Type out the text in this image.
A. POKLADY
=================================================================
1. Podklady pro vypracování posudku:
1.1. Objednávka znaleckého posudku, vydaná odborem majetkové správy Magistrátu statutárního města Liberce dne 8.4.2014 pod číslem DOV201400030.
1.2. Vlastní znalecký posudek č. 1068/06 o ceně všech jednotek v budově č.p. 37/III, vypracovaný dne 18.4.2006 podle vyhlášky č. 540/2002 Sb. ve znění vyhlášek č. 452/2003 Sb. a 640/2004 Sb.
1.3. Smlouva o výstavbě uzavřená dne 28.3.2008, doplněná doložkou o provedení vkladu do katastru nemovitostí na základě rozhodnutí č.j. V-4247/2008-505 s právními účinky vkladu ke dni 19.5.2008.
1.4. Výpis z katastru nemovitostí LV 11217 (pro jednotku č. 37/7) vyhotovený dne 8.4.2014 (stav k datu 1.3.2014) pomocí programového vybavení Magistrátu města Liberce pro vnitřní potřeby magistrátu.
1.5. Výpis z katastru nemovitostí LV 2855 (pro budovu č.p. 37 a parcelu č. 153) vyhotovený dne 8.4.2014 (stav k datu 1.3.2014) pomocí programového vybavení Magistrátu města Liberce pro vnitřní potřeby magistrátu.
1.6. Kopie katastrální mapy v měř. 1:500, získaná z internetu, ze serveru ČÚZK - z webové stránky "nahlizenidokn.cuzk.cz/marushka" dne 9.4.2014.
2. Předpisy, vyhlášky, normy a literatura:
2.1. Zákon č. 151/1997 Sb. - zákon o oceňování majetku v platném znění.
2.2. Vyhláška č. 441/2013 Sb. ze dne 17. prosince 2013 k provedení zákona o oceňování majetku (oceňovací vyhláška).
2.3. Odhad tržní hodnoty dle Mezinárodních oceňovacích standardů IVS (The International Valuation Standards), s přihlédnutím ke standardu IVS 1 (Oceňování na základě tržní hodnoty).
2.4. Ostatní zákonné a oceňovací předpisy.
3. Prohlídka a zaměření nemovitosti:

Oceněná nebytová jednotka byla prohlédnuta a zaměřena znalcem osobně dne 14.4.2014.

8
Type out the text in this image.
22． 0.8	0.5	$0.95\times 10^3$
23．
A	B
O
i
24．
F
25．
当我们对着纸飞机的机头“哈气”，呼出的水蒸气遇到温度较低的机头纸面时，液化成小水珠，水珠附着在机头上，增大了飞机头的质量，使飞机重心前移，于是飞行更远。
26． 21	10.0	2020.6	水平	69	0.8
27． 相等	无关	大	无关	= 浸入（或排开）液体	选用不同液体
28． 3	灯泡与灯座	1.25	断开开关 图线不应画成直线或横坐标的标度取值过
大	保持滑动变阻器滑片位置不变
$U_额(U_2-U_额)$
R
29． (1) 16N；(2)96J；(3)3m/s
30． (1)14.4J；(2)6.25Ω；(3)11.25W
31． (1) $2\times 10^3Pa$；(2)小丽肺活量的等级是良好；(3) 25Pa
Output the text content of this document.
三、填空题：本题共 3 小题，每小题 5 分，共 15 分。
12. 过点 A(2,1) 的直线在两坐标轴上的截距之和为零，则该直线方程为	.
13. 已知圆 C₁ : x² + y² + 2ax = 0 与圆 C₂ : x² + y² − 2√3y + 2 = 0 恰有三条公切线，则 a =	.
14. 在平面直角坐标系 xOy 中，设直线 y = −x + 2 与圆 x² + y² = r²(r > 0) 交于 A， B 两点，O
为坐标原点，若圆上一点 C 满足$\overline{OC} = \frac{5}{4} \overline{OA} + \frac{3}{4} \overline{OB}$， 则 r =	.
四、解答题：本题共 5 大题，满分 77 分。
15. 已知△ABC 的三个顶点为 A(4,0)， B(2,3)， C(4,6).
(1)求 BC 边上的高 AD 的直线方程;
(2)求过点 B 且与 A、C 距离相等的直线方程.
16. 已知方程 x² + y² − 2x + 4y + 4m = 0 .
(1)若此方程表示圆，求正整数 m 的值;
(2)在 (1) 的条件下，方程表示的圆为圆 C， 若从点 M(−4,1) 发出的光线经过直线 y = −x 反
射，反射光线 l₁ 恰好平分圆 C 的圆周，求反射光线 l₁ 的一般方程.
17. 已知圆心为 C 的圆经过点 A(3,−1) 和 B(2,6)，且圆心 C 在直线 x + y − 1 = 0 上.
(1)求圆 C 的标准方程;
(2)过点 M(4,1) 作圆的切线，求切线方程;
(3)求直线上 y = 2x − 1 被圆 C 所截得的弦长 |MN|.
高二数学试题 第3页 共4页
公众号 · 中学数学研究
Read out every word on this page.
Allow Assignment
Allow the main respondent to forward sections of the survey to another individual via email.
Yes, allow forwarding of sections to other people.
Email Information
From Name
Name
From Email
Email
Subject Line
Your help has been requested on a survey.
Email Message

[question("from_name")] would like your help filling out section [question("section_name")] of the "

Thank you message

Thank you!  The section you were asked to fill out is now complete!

● What is expected
Retype the material above, line by line, exactly.

● Reply
Type out the text in this image.
A. POKLADY
=================================================================
1. Podklady pro vypracování posudku:
1.1. Objednávka znaleckého posudku, vydaná odborem majetkové správy Magistrátu statutárního města Liberce dne 8.4.2014 pod číslem DOV201400030.
1.2. Vlastní znalecký posudek č. 1068/06 o ceně všech jednotek v budově č.p. 37/III, vypracovaný dne 18.4.2006 podle vyhlášky č. 540/2002 Sb. ve znění vyhlášek č. 452/2003 Sb. a 640/2004 Sb.
1.3. Smlouva o výstavbě uzavřená dne 28.3.2008, doplněná doložkou o provedení vkladu do katastru nemovitostí na základě rozhodnutí č.j. V-4247/2008-505 s právními účinky vkladu ke dni 19.5.2008.
1.4. Výpis z katastru nemovitostí LV 11217 (pro jednotku č. 37/7) vyhotovený dne 8.4.2014 (stav k datu 1.3.2014) pomocí programového vybavení Magistrátu města Liberce pro vnitřní potřeby magistrátu.
1.5. Výpis z katastru nemovitostí LV 2855 (pro budovu č.p. 37 a parcelu č. 153) vyhotovený dne 8.4.2014 (stav k datu 1.3.2014) pomocí programového vybavení Magistrátu města Liberce pro vnitřní potřeby magistrátu.
1.6. Kopie katastrální mapy v měř. 1:500, získaná z internetu, ze serveru ČÚZK - z webové stránky "nahlizenidokn.cuzk.cz/marushka" dne 9.4.2014.
2. Předpisy, vyhlášky, normy a literatura:
2.1. Zákon č. 151/1997 Sb. - zákon o oceňování majetku v platném znění.
2.2. Vyhláška č. 441/2013 Sb. ze dne 17. prosince 2013 k provedení zákona o oceňování majetku (oceňovací vyhláška).
2.3. Odhad tržní hodnoty dle Mezinárodních oceňovacích standardů IVS (The International Valuation Standards), s přihlédnutím ke standardu IVS 1 (Oceňování na základě tržní hodnoty).
2.4. Ostatní zákonné a oceňovací předpisy.
3. Prohlídka a zaměření nemovitosti:

Oceněná nebytová jednotka byla prohlédnuta a zaměřena znalcem osobně dne 14.4.2014.

8
Type out the text in this image.
22． 0.8	0.5	$0.95\times 10^3$
23．
A	B
O
i
24．
F
25．
当我们对着纸飞机的机头“哈气”，呼出的水蒸气遇到温度较低的机头纸面时，液化成小水珠，水珠附着在机头上，增大了飞机头的质量，使飞机重心前移，于是飞行更远。
26． 21	10.0	2020.6	水平	69	0.8
27． 相等	无关	大	无关	= 浸入（或排开）液体	选用不同液体
28． 3	灯泡与灯座	1.25	断开开关 图线不应画成直线或横坐标的标度取值过
大	保持滑动变阻器滑片位置不变
$U_额(U_2-U_额)$
R
29． (1) 16N；(2)96J；(3)3m/s
30． (1)14.4J；(2)6.25Ω；(3)11.25W
31． (1) $2\times 10^3Pa$；(2)小丽肺活量的等级是良好；(3) 25Pa
Output the text content of this document.
三、填空题：本题共 3 小题，每小题 5 分，共 15 分。
12. 过点 A(2,1) 的直线在两坐标轴上的截距之和为零，则该直线方程为	.
13. 已知圆 C₁ : x² + y² + 2ax = 0 与圆 C₂ : x² + y² − 2√3y + 2 = 0 恰有三条公切线，则 a =	.
14. 在平面直角坐标系 xOy 中，设直线 y = −x + 2 与圆 x² + y² = r²(r > 0) 交于 A， B 两点，O
为坐标原点，若圆上一点 C 满足$\overline{OC} = \frac{5}{4} \overline{OA} + \frac{3}{4} \overline{OB}$， 则 r =	.
四、解答题：本题共 5 大题，满分 77 分。
15. 已知△ABC 的三个顶点为 A(4,0)， B(2,3)， C(4,6).
(1)求 BC 边上的高 AD 的直线方程;
(2)求过点 B 且与 A、C 距离相等的直线方程.
16. 已知方程 x² + y² − 2x + 4y + 4m = 0 .
(1)若此方程表示圆，求正整数 m 的值;
(2)在 (1) 的条件下，方程表示的圆为圆 C， 若从点 M(−4,1) 发出的光线经过直线 y = −x 反
射，反射光线 l₁ 恰好平分圆 C 的圆周，求反射光线 l₁ 的一般方程.
17. 已知圆心为 C 的圆经过点 A(3,−1) 和 B(2,6)，且圆心 C 在直线 x + y − 1 = 0 上.
(1)求圆 C 的标准方程;
(2)过点 M(4,1) 作圆的切线，求切线方程;
(3)求直线上 y = 2x − 1 被圆 C 所截得的弦长 |MN|.
高二数学试题 第3页 共4页
公众号 · 中学数学研究
Read out every word on this page.
Allow Assignment
Allow the main respondent to forward sections of the survey to another individual via email.
Yes, allow forwarding of sections to other people.
Email Information
From Name
Name
From Email
Email
Subject Line
Your help has been requested on a survey.
Email Message

[question("from_name")] would like your help filling out section [question("section_name")] of the "

Thank you message

Thank you!  The section you were asked to fill out is now complete!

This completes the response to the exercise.